__Exercise brief__
Keep the pictures out of the copy and repeat the records exactly.
········
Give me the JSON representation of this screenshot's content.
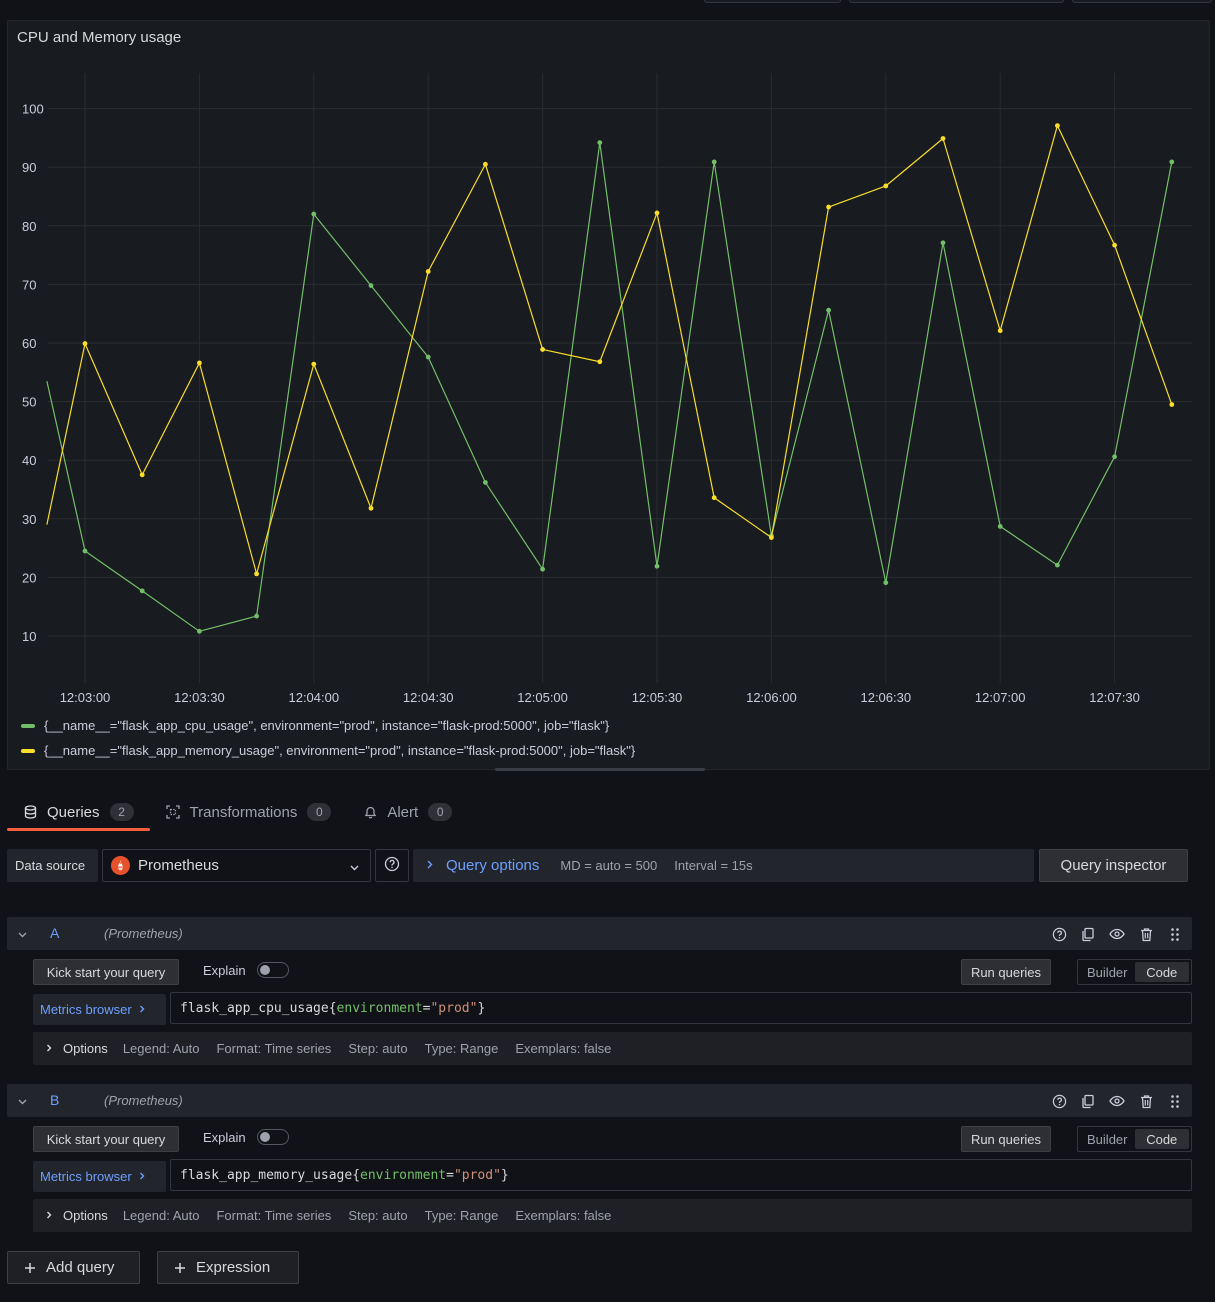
{
  "panel": {
    "title": "CPU and Memory usage"
  },
  "chart_data": {
    "type": "line",
    "title": "CPU and Memory usage",
    "xlabel": "",
    "ylabel": "",
    "ylim": [
      0,
      108
    ],
    "y_ticks": [
      10,
      20,
      30,
      40,
      50,
      60,
      70,
      80,
      90,
      100
    ],
    "x_ticks": [
      "12:03:00",
      "12:03:30",
      "12:04:00",
      "12:04:30",
      "12:05:00",
      "12:05:30",
      "12:06:00",
      "12:06:30",
      "12:07:00",
      "12:07:30"
    ],
    "grid": true,
    "legend_placement": "bottom",
    "x": [
      "12:02:50",
      "12:03:00",
      "12:03:15",
      "12:03:30",
      "12:03:45",
      "12:04:00",
      "12:04:15",
      "12:04:30",
      "12:04:45",
      "12:05:00",
      "12:05:15",
      "12:05:30",
      "12:05:45",
      "12:06:00",
      "12:06:15",
      "12:06:30",
      "12:06:45",
      "12:07:00",
      "12:07:15",
      "12:07:30",
      "12:07:45"
    ],
    "series": [
      {
        "name": "{__name__=\"flask_app_cpu_usage\", environment=\"prod\", instance=\"flask-prod:5000\", job=\"flask\"}",
        "color": "#73bf69",
        "values": [
          53.5,
          24.5,
          17.7,
          10.8,
          13.4,
          82,
          69.8,
          57.6,
          36.2,
          21.4,
          94.2,
          21.9,
          90.9,
          27.1,
          65.6,
          19.1,
          77.1,
          28.7,
          22.1,
          40.6,
          90.9
        ]
      },
      {
        "name": "{__name__=\"flask_app_memory_usage\", environment=\"prod\", instance=\"flask-prod:5000\", job=\"flask\"}",
        "color": "#fade2a",
        "values": [
          29,
          59.9,
          37.5,
          56.6,
          20.6,
          56.4,
          31.8,
          72.2,
          90.5,
          58.9,
          56.8,
          82.2,
          33.6,
          26.8,
          83.2,
          86.8,
          94.9,
          62.1,
          97.1,
          76.7,
          49.5
        ]
      }
    ]
  },
  "tabs": [
    {
      "label": "Queries",
      "count": "2",
      "icon": "database-icon"
    },
    {
      "label": "Transformations",
      "count": "0",
      "icon": "transform-icon"
    },
    {
      "label": "Alert",
      "count": "0",
      "icon": "bell-icon"
    }
  ],
  "datasource": {
    "label": "Data source",
    "selected": "Prometheus",
    "query_options_label": "Query options",
    "md": "MD = auto = 500",
    "interval": "Interval = 15s",
    "inspector_label": "Query inspector"
  },
  "queries": [
    {
      "name": "A",
      "datasource": "(Prometheus)",
      "kick_start": "Kick start your query",
      "explain": "Explain",
      "run": "Run queries",
      "mode_builder": "Builder",
      "mode_code": "Code",
      "metrics_browser": "Metrics browser",
      "expr_metric": "flask_app_cpu_usage",
      "expr_label": "environment",
      "expr_value": "\"prod\"",
      "options_title": "Options",
      "legend": "Legend: Auto",
      "format": "Format: Time series",
      "step": "Step: auto",
      "type": "Type: Range",
      "exemplars": "Exemplars: false"
    },
    {
      "name": "B",
      "datasource": "(Prometheus)",
      "kick_start": "Kick start your query",
      "explain": "Explain",
      "run": "Run queries",
      "mode_builder": "Builder",
      "mode_code": "Code",
      "metrics_browser": "Metrics browser",
      "expr_metric": "flask_app_memory_usage",
      "expr_label": "environment",
      "expr_value": "\"prod\"",
      "options_title": "Options",
      "legend": "Legend: Auto",
      "format": "Format: Time series",
      "step": "Step: auto",
      "type": "Type: Range",
      "exemplars": "Exemplars: false"
    }
  ],
  "actions": {
    "add_query": "Add query",
    "expression": "Expression"
  }
}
········
__Result below__
Give me the JSON representation of this screenshot's content.
{
  "panel": {
    "title": "CPU and Memory usage"
  },
  "chart_data": {
    "type": "line",
    "title": "CPU and Memory usage",
    "xlabel": "",
    "ylabel": "",
    "ylim": [
      0,
      108
    ],
    "y_ticks": [
      10,
      20,
      30,
      40,
      50,
      60,
      70,
      80,
      90,
      100
    ],
    "x_ticks": [
      "12:03:00",
      "12:03:30",
      "12:04:00",
      "12:04:30",
      "12:05:00",
      "12:05:30",
      "12:06:00",
      "12:06:30",
      "12:07:00",
      "12:07:30"
    ],
    "grid": true,
    "legend_placement": "bottom",
    "x": [
      "12:02:50",
      "12:03:00",
      "12:03:15",
      "12:03:30",
      "12:03:45",
      "12:04:00",
      "12:04:15",
      "12:04:30",
      "12:04:45",
      "12:05:00",
      "12:05:15",
      "12:05:30",
      "12:05:45",
      "12:06:00",
      "12:06:15",
      "12:06:30",
      "12:06:45",
      "12:07:00",
      "12:07:15",
      "12:07:30",
      "12:07:45"
    ],
    "series": [
      {
        "name": "{__name__=\"flask_app_cpu_usage\", environment=\"prod\", instance=\"flask-prod:5000\", job=\"flask\"}",
        "color": "#73bf69",
        "values": [
          53.5,
          24.5,
          17.7,
          10.8,
          13.4,
          82,
          69.8,
          57.6,
          36.2,
          21.4,
          94.2,
          21.9,
          90.9,
          27.1,
          65.6,
          19.1,
          77.1,
          28.7,
          22.1,
          40.6,
          90.9
        ]
      },
      {
        "name": "{__name__=\"flask_app_memory_usage\", environment=\"prod\", instance=\"flask-prod:5000\", job=\"flask\"}",
        "color": "#fade2a",
        "values": [
          29,
          59.9,
          37.5,
          56.6,
          20.6,
          56.4,
          31.8,
          72.2,
          90.5,
          58.9,
          56.8,
          82.2,
          33.6,
          26.8,
          83.2,
          86.8,
          94.9,
          62.1,
          97.1,
          76.7,
          49.5
        ]
      }
    ]
  },
  "tabs": [
    {
      "label": "Queries",
      "count": "2",
      "icon": "database-icon"
    },
    {
      "label": "Transformations",
      "count": "0",
      "icon": "transform-icon"
    },
    {
      "label": "Alert",
      "count": "0",
      "icon": "bell-icon"
    }
  ],
  "datasource": {
    "label": "Data source",
    "selected": "Prometheus",
    "query_options_label": "Query options",
    "md": "MD = auto = 500",
    "interval": "Interval = 15s",
    "inspector_label": "Query inspector"
  },
  "queries": [
    {
      "name": "A",
      "datasource": "(Prometheus)",
      "kick_start": "Kick start your query",
      "explain": "Explain",
      "run": "Run queries",
      "mode_builder": "Builder",
      "mode_code": "Code",
      "metrics_browser": "Metrics browser",
      "expr_metric": "flask_app_cpu_usage",
      "expr_label": "environment",
      "expr_value": "\"prod\"",
      "options_title": "Options",
      "legend": "Legend: Auto",
      "format": "Format: Time series",
      "step": "Step: auto",
      "type": "Type: Range",
      "exemplars": "Exemplars: false"
    },
    {
      "name": "B",
      "datasource": "(Prometheus)",
      "kick_start": "Kick start your query",
      "explain": "Explain",
      "run": "Run queries",
      "mode_builder": "Builder",
      "mode_code": "Code",
      "metrics_browser": "Metrics browser",
      "expr_metric": "flask_app_memory_usage",
      "expr_label": "environment",
      "expr_value": "\"prod\"",
      "options_title": "Options",
      "legend": "Legend: Auto",
      "format": "Format: Time series",
      "step": "Step: auto",
      "type": "Type: Range",
      "exemplars": "Exemplars: false"
    }
  ],
  "actions": {
    "add_query": "Add query",
    "expression": "Expression"
  }
}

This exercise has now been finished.